* [Problem]: Pull out every line containing the string "errors".

* [Input rows]:
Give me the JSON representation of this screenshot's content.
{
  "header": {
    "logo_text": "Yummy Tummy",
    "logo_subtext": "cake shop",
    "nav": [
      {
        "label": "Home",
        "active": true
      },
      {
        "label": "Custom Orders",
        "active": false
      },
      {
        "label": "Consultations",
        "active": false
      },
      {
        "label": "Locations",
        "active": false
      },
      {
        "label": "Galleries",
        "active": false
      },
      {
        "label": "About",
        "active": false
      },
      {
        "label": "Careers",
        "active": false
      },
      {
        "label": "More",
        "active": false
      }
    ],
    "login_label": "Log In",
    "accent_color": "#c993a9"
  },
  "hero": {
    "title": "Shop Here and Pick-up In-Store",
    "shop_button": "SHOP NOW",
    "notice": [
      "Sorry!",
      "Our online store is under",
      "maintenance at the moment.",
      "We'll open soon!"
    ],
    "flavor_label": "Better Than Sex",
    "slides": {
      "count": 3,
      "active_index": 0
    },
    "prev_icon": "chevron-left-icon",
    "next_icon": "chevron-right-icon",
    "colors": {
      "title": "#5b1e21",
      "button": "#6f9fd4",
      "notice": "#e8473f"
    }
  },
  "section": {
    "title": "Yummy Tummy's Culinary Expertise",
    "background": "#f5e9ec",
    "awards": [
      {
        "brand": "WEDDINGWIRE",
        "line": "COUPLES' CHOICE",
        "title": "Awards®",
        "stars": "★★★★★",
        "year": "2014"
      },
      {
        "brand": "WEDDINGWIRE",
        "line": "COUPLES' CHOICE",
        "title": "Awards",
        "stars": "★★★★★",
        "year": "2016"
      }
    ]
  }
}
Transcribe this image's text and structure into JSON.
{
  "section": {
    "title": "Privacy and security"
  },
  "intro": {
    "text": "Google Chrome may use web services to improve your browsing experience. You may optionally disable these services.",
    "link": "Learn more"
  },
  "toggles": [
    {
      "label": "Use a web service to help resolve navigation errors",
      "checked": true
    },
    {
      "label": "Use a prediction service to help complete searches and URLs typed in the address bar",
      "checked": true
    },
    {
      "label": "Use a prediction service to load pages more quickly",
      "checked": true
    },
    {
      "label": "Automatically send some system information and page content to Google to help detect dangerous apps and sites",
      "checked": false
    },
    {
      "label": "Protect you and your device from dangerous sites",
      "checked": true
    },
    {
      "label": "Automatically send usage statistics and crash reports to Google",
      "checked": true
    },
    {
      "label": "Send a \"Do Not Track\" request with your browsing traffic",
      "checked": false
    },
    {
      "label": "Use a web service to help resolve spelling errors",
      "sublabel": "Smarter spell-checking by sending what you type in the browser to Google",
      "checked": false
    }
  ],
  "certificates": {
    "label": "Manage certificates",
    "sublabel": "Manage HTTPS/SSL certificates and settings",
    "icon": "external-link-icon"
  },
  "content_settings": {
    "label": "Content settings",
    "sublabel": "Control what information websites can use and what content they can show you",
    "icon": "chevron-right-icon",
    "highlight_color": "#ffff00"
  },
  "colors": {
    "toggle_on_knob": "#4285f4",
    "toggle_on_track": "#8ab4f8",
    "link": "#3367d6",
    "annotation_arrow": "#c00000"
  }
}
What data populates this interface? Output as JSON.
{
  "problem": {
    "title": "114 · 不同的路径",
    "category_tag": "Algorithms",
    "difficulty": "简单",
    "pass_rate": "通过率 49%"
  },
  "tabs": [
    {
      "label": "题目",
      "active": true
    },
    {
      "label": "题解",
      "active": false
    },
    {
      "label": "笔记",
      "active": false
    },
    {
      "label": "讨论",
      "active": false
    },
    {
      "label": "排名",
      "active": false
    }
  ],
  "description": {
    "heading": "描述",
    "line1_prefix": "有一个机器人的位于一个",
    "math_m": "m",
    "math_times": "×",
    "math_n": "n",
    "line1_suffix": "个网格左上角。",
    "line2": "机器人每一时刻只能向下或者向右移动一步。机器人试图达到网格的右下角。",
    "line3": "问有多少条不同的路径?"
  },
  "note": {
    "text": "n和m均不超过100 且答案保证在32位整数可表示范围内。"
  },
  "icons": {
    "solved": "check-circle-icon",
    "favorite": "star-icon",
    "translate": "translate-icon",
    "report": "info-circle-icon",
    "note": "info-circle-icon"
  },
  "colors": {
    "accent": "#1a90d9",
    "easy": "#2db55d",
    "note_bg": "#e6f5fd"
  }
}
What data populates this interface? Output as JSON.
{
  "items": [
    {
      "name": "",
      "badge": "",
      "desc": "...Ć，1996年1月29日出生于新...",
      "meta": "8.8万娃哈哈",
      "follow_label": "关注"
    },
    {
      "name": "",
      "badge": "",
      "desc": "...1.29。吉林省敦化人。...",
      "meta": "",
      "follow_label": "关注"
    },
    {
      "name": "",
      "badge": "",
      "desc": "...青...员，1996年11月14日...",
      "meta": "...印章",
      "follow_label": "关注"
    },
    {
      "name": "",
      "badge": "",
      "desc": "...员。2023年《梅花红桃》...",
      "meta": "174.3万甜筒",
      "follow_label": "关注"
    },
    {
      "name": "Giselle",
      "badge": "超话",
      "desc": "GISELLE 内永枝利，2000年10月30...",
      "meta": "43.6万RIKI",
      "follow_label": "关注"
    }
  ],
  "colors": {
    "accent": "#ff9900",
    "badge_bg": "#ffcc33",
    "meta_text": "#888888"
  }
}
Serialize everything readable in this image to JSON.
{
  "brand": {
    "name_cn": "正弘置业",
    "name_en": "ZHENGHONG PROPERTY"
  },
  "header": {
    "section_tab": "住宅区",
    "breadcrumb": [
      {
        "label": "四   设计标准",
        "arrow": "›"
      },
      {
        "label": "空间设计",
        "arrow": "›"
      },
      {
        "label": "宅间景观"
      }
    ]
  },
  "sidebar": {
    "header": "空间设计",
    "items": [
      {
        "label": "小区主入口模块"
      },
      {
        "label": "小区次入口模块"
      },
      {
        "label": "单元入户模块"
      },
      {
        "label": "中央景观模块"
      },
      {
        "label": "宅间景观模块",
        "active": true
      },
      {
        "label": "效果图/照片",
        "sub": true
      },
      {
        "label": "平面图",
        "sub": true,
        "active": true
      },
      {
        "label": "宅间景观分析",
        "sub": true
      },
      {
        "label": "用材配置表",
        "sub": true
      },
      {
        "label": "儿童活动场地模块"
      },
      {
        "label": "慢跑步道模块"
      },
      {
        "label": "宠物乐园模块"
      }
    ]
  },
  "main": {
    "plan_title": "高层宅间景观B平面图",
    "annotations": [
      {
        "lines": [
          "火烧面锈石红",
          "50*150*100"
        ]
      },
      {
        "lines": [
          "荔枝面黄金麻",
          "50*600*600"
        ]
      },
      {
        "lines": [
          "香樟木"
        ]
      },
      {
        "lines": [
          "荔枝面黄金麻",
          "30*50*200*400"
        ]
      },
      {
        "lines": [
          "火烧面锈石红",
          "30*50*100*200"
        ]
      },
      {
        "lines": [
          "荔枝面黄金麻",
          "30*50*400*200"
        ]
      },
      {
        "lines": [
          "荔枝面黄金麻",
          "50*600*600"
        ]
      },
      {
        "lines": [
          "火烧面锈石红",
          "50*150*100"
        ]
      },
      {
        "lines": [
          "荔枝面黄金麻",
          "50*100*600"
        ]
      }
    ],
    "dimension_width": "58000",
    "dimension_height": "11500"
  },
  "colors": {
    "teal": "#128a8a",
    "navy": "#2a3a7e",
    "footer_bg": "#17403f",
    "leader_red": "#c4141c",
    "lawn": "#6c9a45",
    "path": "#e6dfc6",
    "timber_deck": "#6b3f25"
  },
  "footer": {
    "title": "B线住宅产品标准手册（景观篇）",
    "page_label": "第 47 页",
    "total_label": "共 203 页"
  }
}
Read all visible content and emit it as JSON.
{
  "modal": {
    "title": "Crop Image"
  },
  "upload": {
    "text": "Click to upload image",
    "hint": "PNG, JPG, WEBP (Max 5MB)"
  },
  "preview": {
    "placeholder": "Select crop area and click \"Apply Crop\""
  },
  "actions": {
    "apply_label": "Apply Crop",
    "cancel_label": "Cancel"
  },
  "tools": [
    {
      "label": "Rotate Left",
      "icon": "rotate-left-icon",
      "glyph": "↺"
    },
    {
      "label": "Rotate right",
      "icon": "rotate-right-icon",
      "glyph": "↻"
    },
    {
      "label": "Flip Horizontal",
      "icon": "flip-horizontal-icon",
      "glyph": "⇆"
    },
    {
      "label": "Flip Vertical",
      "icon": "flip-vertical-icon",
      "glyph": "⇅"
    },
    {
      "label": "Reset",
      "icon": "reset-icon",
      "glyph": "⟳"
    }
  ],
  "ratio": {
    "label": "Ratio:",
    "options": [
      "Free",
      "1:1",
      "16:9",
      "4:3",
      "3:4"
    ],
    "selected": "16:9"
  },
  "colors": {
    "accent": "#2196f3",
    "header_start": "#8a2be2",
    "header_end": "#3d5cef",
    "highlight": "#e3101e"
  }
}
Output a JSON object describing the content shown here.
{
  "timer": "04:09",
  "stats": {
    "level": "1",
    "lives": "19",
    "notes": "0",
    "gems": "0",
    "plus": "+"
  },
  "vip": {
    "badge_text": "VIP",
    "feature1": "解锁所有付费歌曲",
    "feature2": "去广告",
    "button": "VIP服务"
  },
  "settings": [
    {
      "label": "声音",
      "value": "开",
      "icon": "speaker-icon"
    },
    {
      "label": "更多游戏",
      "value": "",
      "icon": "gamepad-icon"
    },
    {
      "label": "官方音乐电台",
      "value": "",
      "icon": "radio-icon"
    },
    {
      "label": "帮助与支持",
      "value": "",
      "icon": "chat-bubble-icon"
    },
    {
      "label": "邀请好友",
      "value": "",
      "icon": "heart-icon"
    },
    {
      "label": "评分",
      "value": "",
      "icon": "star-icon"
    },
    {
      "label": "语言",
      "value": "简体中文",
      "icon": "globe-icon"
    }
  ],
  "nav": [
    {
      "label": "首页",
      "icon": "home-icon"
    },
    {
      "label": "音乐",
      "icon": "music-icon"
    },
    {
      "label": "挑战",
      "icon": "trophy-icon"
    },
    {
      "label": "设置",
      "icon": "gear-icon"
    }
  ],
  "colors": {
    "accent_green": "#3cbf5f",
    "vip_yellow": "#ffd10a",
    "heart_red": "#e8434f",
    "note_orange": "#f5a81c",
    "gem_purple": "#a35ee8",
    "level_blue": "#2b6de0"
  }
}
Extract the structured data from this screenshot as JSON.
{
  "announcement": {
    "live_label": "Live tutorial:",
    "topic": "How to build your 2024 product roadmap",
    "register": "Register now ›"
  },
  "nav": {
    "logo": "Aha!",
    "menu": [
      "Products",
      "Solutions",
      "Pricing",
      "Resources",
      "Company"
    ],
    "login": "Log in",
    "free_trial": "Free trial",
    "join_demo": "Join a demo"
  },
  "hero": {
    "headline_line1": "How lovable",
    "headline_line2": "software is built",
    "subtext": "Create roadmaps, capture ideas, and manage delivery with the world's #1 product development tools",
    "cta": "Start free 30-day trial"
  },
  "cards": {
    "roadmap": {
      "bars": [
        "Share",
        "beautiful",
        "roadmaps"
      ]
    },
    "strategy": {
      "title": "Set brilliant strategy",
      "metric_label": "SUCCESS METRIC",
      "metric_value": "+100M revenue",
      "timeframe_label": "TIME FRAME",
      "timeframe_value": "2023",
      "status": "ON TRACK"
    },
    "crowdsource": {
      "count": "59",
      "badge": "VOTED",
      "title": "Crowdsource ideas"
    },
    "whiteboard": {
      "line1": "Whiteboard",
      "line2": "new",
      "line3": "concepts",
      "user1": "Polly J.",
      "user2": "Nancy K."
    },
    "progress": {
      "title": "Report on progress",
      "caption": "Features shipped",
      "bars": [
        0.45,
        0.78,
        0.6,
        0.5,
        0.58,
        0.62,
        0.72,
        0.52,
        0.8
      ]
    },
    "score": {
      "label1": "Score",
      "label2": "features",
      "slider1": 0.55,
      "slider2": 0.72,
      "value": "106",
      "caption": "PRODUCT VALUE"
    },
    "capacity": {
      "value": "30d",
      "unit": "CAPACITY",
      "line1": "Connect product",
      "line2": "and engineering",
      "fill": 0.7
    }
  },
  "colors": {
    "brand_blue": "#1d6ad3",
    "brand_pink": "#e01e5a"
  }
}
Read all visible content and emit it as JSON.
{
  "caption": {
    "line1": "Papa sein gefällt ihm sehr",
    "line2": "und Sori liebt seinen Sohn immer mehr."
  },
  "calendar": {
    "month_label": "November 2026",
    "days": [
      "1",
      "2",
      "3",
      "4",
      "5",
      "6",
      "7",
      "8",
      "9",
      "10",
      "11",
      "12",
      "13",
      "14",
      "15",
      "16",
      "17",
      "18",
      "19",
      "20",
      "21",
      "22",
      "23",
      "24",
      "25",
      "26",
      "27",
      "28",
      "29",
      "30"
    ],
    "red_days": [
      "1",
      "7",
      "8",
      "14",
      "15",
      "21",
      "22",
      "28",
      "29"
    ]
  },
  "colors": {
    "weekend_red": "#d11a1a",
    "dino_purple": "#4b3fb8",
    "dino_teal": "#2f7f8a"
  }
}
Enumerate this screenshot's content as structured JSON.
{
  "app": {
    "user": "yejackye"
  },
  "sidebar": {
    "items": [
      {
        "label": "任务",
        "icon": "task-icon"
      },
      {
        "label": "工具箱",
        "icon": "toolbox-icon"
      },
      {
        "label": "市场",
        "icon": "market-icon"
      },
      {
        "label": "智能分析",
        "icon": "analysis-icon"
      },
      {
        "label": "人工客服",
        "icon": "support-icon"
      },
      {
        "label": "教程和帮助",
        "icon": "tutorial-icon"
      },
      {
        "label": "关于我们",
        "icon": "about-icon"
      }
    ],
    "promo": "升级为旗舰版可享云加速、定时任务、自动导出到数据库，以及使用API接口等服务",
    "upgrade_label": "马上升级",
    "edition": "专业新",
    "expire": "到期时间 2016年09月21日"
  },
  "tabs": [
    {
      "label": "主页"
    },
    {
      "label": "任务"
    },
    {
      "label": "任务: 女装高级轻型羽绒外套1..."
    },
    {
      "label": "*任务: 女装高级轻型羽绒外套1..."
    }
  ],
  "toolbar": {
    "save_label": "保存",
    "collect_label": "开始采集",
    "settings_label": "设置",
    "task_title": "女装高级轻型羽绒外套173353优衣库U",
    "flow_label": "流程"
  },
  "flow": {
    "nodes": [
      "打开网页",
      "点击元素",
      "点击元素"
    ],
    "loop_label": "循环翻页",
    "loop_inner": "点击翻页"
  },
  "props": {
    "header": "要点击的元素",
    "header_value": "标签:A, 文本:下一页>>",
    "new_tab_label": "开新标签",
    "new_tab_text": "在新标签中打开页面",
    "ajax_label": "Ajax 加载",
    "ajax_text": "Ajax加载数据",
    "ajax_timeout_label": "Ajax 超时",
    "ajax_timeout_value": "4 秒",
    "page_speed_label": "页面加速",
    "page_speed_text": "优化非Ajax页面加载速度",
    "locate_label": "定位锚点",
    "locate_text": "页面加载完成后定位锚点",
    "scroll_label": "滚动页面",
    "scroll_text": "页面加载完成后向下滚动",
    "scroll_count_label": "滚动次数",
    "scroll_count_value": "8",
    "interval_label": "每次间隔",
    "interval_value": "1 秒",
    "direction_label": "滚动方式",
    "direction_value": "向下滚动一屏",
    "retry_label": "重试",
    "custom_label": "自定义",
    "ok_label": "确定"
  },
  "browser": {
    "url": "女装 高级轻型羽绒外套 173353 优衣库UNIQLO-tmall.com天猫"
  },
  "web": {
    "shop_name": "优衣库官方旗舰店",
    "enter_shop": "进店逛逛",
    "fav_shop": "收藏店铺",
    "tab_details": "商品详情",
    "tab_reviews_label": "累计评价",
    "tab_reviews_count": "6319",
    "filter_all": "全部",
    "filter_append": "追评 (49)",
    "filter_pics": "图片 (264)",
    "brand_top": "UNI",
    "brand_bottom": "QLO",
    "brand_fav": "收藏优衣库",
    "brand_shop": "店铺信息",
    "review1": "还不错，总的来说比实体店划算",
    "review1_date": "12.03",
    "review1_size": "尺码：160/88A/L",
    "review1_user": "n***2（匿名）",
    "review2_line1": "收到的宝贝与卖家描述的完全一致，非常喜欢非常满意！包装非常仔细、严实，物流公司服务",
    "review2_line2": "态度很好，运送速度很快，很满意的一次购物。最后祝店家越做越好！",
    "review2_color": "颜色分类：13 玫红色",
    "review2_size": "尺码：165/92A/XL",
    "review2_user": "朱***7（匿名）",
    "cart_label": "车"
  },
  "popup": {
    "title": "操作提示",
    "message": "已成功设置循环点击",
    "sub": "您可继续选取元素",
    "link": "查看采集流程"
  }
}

* [Final result]:
      "label": "Use a web service to help resolve navigation errors",
      "label": "Use a web service to help resolve spelling errors",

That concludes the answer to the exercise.